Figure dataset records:
= = = = = = =
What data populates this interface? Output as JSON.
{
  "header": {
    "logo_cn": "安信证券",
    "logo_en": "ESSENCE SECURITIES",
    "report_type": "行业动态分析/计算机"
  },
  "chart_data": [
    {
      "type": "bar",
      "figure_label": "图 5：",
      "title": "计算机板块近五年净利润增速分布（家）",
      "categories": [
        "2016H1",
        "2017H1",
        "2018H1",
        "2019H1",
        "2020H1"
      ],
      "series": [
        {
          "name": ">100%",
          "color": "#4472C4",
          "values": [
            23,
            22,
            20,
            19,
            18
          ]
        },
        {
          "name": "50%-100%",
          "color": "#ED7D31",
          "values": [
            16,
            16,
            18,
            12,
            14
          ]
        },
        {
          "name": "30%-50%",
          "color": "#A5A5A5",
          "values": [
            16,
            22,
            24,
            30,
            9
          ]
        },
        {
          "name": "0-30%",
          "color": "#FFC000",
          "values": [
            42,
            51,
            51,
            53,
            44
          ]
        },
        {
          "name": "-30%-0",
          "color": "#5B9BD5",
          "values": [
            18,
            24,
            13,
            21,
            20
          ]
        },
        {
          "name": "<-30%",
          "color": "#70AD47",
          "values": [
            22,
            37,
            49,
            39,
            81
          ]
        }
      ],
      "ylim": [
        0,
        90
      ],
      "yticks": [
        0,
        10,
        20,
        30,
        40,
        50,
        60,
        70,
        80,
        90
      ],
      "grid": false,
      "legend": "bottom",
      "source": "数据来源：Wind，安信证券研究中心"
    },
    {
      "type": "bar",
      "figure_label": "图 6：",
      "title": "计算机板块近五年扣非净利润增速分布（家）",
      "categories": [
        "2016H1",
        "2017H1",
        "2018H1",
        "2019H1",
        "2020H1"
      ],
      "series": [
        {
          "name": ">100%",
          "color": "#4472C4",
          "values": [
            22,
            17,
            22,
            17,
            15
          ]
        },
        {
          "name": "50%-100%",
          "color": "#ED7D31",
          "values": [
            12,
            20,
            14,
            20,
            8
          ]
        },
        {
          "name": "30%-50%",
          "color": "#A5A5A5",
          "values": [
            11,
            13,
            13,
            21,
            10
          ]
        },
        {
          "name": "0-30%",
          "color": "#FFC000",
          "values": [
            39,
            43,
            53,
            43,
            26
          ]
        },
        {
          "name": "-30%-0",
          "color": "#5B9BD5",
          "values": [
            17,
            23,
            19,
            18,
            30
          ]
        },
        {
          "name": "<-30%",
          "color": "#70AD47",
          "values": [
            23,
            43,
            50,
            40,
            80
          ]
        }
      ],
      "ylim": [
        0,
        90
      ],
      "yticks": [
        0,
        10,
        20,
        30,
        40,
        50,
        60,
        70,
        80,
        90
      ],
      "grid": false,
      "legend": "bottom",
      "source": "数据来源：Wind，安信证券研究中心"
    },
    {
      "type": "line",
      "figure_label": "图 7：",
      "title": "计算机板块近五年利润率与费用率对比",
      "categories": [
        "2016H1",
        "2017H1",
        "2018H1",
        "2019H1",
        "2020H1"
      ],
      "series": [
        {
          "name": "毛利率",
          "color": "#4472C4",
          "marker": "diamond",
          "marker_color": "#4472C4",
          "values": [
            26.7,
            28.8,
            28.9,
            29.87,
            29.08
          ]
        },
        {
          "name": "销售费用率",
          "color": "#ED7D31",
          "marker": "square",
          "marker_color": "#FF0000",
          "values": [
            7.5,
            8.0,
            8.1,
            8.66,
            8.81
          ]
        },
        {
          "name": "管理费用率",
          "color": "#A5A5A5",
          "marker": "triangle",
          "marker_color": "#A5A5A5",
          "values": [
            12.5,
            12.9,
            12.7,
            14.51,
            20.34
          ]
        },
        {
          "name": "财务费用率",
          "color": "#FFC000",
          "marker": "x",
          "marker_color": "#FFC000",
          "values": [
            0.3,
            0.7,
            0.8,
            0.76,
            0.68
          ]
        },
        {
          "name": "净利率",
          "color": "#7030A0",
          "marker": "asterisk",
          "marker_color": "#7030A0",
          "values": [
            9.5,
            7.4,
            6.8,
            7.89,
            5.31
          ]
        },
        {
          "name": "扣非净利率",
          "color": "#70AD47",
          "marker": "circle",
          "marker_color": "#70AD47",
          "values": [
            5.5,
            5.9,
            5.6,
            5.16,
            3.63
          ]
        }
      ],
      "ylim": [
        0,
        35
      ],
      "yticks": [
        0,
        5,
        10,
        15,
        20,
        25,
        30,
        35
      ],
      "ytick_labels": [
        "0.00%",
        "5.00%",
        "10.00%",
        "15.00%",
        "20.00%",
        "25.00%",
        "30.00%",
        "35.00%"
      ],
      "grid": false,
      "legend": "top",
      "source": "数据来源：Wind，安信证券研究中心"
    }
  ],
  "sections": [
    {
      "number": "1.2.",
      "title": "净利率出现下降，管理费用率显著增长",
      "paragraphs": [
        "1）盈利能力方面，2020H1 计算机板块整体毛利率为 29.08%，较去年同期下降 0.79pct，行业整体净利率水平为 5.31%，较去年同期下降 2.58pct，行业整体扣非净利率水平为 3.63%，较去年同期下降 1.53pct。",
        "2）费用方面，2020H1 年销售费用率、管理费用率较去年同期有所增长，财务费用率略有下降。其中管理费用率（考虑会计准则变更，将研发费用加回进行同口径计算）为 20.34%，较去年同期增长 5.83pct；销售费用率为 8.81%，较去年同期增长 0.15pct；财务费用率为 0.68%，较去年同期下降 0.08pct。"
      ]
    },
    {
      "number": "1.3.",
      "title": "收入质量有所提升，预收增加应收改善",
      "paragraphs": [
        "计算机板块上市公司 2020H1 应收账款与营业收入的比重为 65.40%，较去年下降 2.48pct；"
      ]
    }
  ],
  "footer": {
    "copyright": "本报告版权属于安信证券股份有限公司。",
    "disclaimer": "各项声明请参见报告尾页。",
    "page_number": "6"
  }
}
= = = = = = =
-- JOB --
Nothing should be changed: write out all of the data as is.

-- FINAL RESULT --
What data populates this interface? Output as JSON.
{
  "header": {
    "logo_cn": "安信证券",
    "logo_en": "ESSENCE SECURITIES",
    "report_type": "行业动态分析/计算机"
  },
  "chart_data": [
    {
      "type": "bar",
      "figure_label": "图 5：",
      "title": "计算机板块近五年净利润增速分布（家）",
      "categories": [
        "2016H1",
        "2017H1",
        "2018H1",
        "2019H1",
        "2020H1"
      ],
      "series": [
        {
          "name": ">100%",
          "color": "#4472C4",
          "values": [
            23,
            22,
            20,
            19,
            18
          ]
        },
        {
          "name": "50%-100%",
          "color": "#ED7D31",
          "values": [
            16,
            16,
            18,
            12,
            14
          ]
        },
        {
          "name": "30%-50%",
          "color": "#A5A5A5",
          "values": [
            16,
            22,
            24,
            30,
            9
          ]
        },
        {
          "name": "0-30%",
          "color": "#FFC000",
          "values": [
            42,
            51,
            51,
            53,
            44
          ]
        },
        {
          "name": "-30%-0",
          "color": "#5B9BD5",
          "values": [
            18,
            24,
            13,
            21,
            20
          ]
        },
        {
          "name": "<-30%",
          "color": "#70AD47",
          "values": [
            22,
            37,
            49,
            39,
            81
          ]
        }
      ],
      "ylim": [
        0,
        90
      ],
      "yticks": [
        0,
        10,
        20,
        30,
        40,
        50,
        60,
        70,
        80,
        90
      ],
      "grid": false,
      "legend": "bottom",
      "source": "数据来源：Wind，安信证券研究中心"
    },
    {
      "type": "bar",
      "figure_label": "图 6：",
      "title": "计算机板块近五年扣非净利润增速分布（家）",
      "categories": [
        "2016H1",
        "2017H1",
        "2018H1",
        "2019H1",
        "2020H1"
      ],
      "series": [
        {
          "name": ">100%",
          "color": "#4472C4",
          "values": [
            22,
            17,
            22,
            17,
            15
          ]
        },
        {
          "name": "50%-100%",
          "color": "#ED7D31",
          "values": [
            12,
            20,
            14,
            20,
            8
          ]
        },
        {
          "name": "30%-50%",
          "color": "#A5A5A5",
          "values": [
            11,
            13,
            13,
            21,
            10
          ]
        },
        {
          "name": "0-30%",
          "color": "#FFC000",
          "values": [
            39,
            43,
            53,
            43,
            26
          ]
        },
        {
          "name": "-30%-0",
          "color": "#5B9BD5",
          "values": [
            17,
            23,
            19,
            18,
            30
          ]
        },
        {
          "name": "<-30%",
          "color": "#70AD47",
          "values": [
            23,
            43,
            50,
            40,
            80
          ]
        }
      ],
      "ylim": [
        0,
        90
      ],
      "yticks": [
        0,
        10,
        20,
        30,
        40,
        50,
        60,
        70,
        80,
        90
      ],
      "grid": false,
      "legend": "bottom",
      "source": "数据来源：Wind，安信证券研究中心"
    },
    {
      "type": "line",
      "figure_label": "图 7：",
      "title": "计算机板块近五年利润率与费用率对比",
      "categories": [
        "2016H1",
        "2017H1",
        "2018H1",
        "2019H1",
        "2020H1"
      ],
      "series": [
        {
          "name": "毛利率",
          "color": "#4472C4",
          "marker": "diamond",
          "marker_color": "#4472C4",
          "values": [
            26.7,
            28.8,
            28.9,
            29.87,
            29.08
          ]
        },
        {
          "name": "销售费用率",
          "color": "#ED7D31",
          "marker": "square",
          "marker_color": "#FF0000",
          "values": [
            7.5,
            8.0,
            8.1,
            8.66,
            8.81
          ]
        },
        {
          "name": "管理费用率",
          "color": "#A5A5A5",
          "marker": "triangle",
          "marker_color": "#A5A5A5",
          "values": [
            12.5,
            12.9,
            12.7,
            14.51,
            20.34
          ]
        },
        {
          "name": "财务费用率",
          "color": "#FFC000",
          "marker": "x",
          "marker_color": "#FFC000",
          "values": [
            0.3,
            0.7,
            0.8,
            0.76,
            0.68
          ]
        },
        {
          "name": "净利率",
          "color": "#7030A0",
          "marker": "asterisk",
          "marker_color": "#7030A0",
          "values": [
            9.5,
            7.4,
            6.8,
            7.89,
            5.31
          ]
        },
        {
          "name": "扣非净利率",
          "color": "#70AD47",
          "marker": "circle",
          "marker_color": "#70AD47",
          "values": [
            5.5,
            5.9,
            5.6,
            5.16,
            3.63
          ]
        }
      ],
      "ylim": [
        0,
        35
      ],
      "yticks": [
        0,
        5,
        10,
        15,
        20,
        25,
        30,
        35
      ],
      "ytick_labels": [
        "0.00%",
        "5.00%",
        "10.00%",
        "15.00%",
        "20.00%",
        "25.00%",
        "30.00%",
        "35.00%"
      ],
      "grid": false,
      "legend": "top",
      "source": "数据来源：Wind，安信证券研究中心"
    }
  ],
  "sections": [
    {
      "number": "1.2.",
      "title": "净利率出现下降，管理费用率显著增长",
      "paragraphs": [
        "1）盈利能力方面，2020H1 计算机板块整体毛利率为 29.08%，较去年同期下降 0.79pct，行业整体净利率水平为 5.31%，较去年同期下降 2.58pct，行业整体扣非净利率水平为 3.63%，较去年同期下降 1.53pct。",
        "2）费用方面，2020H1 年销售费用率、管理费用率较去年同期有所增长，财务费用率略有下降。其中管理费用率（考虑会计准则变更，将研发费用加回进行同口径计算）为 20.34%，较去年同期增长 5.83pct；销售费用率为 8.81%，较去年同期增长 0.15pct；财务费用率为 0.68%，较去年同期下降 0.08pct。"
      ]
    },
    {
      "number": "1.3.",
      "title": "收入质量有所提升，预收增加应收改善",
      "paragraphs": [
        "计算机板块上市公司 2020H1 应收账款与营业收入的比重为 65.40%，较去年下降 2.48pct；"
      ]
    }
  ],
  "footer": {
    "copyright": "本报告版权属于安信证券股份有限公司。",
    "disclaimer": "各项声明请参见报告尾页。",
    "page_number": "6"
  }
}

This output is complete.